Work to be completed:
In the data that follows, count the lines in which the word "released" occurs, and report that figure alone.

Records for processing:
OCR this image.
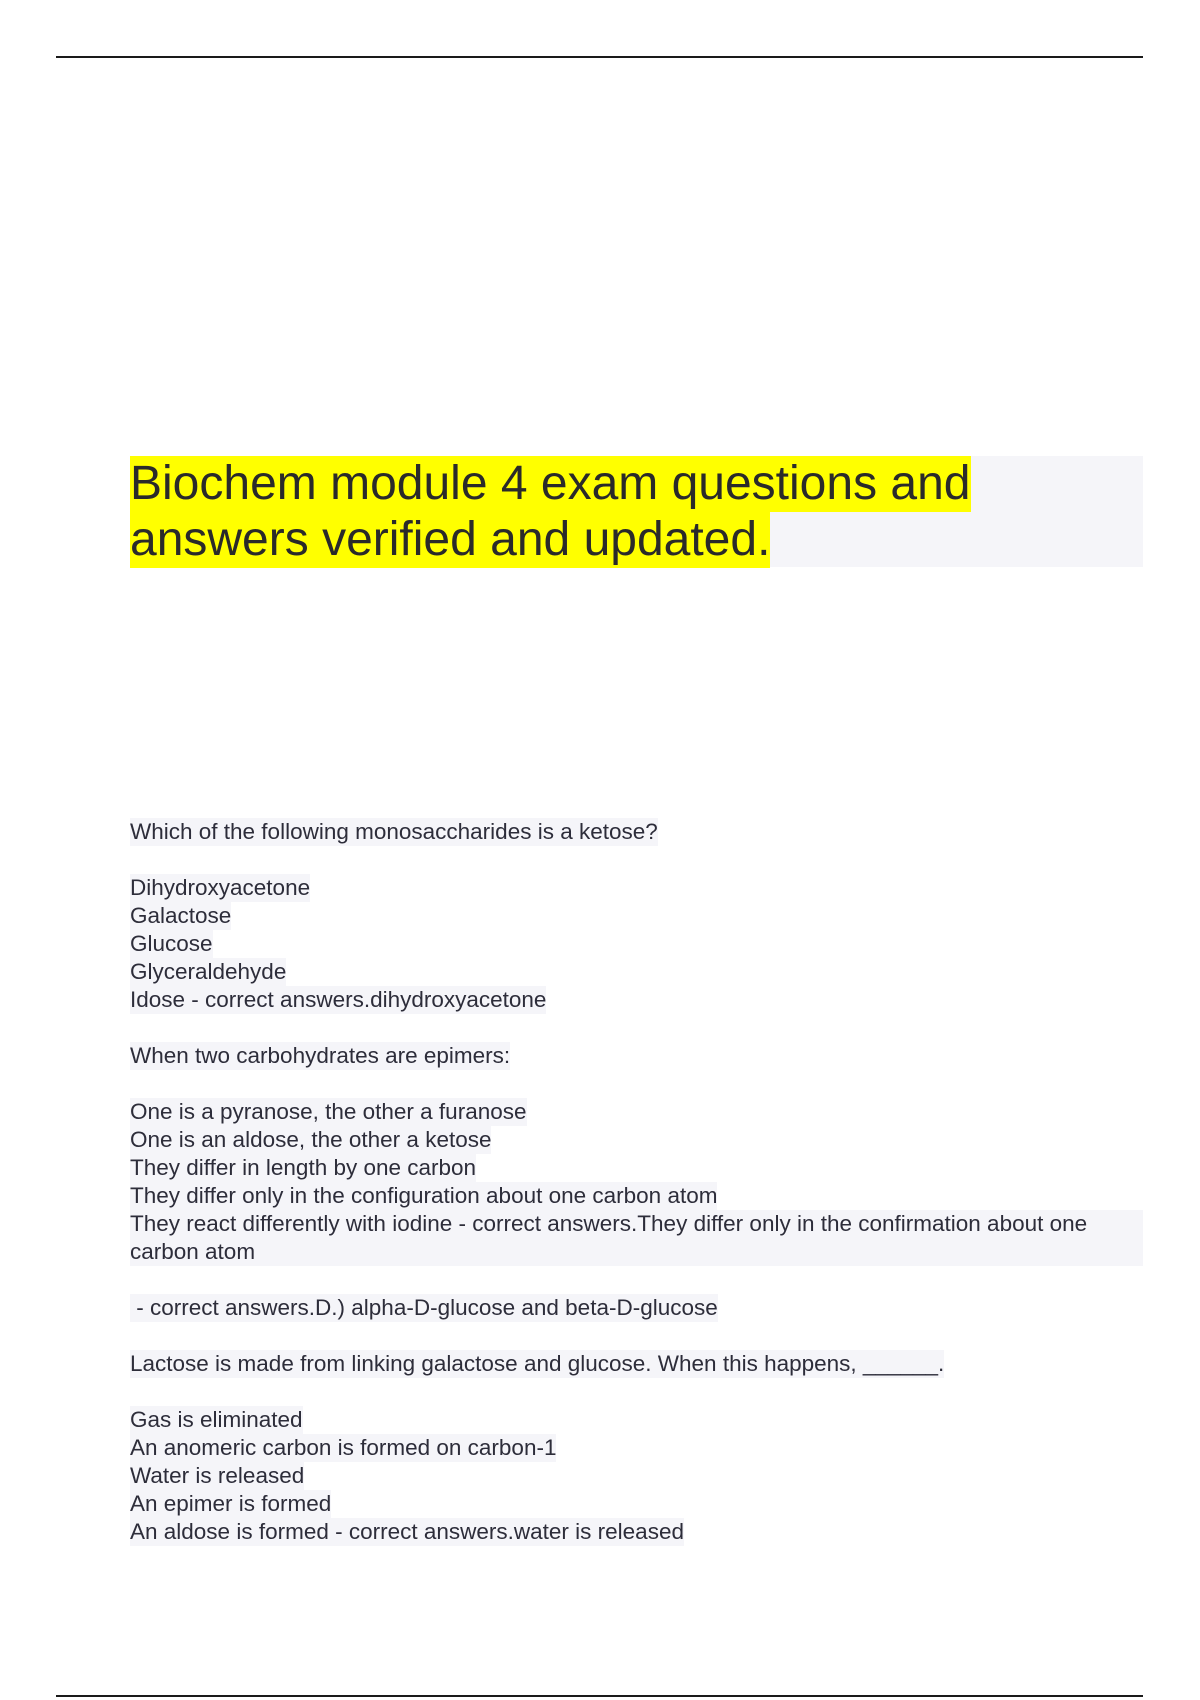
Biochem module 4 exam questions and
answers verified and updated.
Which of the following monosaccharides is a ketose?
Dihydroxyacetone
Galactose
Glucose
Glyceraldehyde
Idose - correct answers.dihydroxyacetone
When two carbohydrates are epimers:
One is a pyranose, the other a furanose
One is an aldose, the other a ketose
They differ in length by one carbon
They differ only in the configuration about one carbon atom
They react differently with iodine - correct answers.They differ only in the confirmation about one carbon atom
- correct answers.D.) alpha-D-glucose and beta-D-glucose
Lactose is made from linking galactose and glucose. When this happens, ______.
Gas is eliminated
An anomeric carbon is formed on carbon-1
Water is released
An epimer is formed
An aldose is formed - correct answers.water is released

...

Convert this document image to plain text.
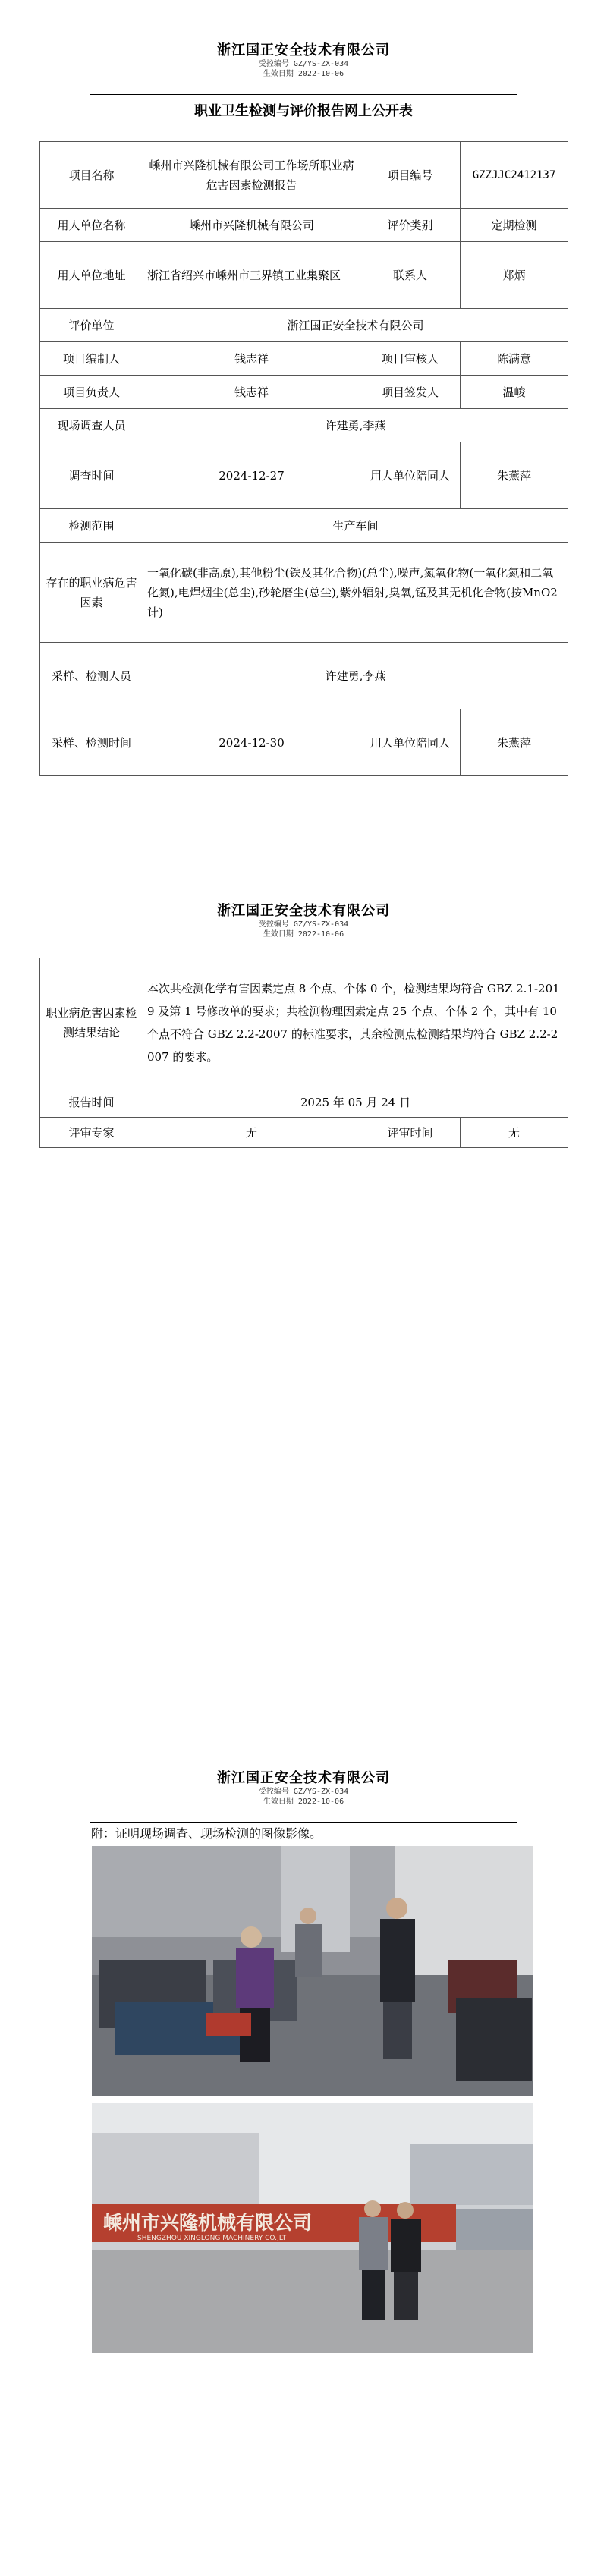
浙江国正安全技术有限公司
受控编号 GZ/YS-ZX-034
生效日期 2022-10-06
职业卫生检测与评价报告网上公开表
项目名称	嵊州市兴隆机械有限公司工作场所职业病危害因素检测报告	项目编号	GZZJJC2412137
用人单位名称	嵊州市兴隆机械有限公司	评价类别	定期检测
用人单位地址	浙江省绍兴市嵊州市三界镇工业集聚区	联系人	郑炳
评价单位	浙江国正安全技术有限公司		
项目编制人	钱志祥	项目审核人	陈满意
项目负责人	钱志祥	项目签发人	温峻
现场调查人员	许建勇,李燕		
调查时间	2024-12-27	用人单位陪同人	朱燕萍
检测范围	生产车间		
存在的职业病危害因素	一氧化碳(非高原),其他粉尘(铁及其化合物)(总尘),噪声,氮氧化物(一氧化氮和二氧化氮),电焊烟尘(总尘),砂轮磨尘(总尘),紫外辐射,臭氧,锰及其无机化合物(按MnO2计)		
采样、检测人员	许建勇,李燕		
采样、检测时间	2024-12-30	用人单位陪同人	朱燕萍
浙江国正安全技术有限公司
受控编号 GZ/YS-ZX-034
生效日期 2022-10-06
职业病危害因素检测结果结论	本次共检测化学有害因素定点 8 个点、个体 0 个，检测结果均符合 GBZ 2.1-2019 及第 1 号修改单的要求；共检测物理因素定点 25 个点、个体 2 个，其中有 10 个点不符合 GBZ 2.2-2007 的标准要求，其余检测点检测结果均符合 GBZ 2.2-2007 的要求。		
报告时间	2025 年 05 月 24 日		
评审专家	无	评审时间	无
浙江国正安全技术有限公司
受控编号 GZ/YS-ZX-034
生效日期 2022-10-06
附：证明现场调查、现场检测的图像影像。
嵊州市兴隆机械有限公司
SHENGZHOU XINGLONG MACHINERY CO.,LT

Full answer:
2